* [Written task]: Copy down every line where the string "this" shows up.

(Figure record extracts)
★ ★ ★ ★
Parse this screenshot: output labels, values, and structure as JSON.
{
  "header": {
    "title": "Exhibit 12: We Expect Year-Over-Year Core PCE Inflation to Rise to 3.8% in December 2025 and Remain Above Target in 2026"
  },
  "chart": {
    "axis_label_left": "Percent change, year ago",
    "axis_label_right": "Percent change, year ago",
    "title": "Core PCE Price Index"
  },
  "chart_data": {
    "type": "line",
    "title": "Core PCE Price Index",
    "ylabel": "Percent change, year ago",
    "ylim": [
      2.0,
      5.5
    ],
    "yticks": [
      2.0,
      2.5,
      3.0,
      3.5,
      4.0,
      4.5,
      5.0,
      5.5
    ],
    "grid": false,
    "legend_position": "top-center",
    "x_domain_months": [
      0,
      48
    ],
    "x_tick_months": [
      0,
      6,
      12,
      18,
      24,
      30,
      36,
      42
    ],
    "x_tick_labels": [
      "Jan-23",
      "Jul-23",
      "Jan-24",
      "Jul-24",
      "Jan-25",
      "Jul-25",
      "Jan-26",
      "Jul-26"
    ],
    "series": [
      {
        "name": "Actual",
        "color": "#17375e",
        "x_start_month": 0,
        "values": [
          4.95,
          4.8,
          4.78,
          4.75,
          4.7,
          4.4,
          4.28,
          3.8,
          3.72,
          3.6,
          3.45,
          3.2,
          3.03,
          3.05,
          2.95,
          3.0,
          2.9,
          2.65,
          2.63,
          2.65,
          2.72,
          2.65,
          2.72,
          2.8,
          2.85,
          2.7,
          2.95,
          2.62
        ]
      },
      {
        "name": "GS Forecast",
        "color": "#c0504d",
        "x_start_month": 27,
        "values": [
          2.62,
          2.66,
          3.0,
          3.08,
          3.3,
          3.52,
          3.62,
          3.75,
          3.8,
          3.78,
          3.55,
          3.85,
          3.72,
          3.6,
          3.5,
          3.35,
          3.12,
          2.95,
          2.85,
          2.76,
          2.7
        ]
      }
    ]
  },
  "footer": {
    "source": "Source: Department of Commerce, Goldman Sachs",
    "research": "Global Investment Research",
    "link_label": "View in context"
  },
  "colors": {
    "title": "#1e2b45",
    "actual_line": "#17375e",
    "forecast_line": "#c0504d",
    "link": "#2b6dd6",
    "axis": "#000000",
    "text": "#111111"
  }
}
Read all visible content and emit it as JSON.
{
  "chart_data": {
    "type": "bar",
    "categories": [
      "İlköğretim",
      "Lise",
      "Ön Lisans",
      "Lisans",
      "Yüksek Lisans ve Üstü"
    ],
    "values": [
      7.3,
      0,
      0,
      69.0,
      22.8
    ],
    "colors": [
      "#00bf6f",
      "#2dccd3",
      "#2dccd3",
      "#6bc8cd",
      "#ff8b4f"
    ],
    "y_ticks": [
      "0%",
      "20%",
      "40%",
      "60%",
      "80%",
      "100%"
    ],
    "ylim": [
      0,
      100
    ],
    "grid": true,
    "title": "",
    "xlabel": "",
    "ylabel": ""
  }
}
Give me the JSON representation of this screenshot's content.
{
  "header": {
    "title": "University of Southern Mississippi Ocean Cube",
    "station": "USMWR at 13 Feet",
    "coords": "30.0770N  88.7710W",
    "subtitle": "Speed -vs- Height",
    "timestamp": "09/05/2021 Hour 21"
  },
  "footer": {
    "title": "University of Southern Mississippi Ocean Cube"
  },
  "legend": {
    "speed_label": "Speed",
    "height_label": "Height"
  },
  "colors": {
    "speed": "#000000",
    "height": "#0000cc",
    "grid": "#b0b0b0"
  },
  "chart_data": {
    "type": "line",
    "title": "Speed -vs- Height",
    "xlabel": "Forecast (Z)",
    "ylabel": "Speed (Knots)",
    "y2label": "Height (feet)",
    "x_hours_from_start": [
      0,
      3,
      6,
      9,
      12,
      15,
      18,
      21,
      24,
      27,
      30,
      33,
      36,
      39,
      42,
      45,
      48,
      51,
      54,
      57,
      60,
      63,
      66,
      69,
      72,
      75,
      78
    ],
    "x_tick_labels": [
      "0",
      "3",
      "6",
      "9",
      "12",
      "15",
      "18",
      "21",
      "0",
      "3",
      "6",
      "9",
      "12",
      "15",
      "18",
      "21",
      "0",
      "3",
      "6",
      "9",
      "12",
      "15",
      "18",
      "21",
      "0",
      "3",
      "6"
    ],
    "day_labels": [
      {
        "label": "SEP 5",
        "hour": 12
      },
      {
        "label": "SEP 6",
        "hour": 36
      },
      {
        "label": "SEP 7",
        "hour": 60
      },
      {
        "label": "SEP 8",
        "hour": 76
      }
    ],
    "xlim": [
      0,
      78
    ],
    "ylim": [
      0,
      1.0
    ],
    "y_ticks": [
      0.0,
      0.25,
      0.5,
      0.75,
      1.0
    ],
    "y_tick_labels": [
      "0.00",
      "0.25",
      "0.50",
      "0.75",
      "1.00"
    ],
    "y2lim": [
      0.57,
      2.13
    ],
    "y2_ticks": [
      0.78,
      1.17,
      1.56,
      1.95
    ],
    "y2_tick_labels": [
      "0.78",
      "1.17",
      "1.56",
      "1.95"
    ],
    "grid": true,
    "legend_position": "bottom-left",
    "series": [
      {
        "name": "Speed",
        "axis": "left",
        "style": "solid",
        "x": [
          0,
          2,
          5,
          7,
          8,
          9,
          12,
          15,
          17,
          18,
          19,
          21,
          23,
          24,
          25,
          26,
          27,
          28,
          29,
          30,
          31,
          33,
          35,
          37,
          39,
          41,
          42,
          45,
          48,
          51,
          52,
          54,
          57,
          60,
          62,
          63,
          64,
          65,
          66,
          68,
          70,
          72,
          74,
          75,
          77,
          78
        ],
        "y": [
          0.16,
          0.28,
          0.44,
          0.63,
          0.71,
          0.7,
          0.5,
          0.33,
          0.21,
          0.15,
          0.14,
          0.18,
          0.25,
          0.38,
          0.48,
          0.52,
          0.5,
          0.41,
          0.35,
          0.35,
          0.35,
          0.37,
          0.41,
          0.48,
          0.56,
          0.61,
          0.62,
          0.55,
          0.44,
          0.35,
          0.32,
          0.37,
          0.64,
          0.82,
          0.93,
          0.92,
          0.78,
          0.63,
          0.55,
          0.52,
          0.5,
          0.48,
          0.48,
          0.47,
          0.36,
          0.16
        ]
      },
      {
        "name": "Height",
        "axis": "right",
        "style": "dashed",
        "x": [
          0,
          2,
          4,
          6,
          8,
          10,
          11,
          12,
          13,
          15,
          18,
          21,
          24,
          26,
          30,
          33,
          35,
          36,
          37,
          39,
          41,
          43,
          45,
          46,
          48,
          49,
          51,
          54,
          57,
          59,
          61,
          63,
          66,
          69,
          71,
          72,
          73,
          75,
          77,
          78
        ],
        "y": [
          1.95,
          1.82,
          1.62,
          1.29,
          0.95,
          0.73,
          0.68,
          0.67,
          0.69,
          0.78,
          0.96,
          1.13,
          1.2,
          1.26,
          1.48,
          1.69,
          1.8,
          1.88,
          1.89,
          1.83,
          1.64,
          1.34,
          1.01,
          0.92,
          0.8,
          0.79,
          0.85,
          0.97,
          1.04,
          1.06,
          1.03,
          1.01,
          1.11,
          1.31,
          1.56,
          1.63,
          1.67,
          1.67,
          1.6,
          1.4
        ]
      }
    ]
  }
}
★ ★ ★ ★
* [The result]:
Parse this screenshot: output labels, values, and structure as JSON.
Give me the JSON representation of this screenshot's content.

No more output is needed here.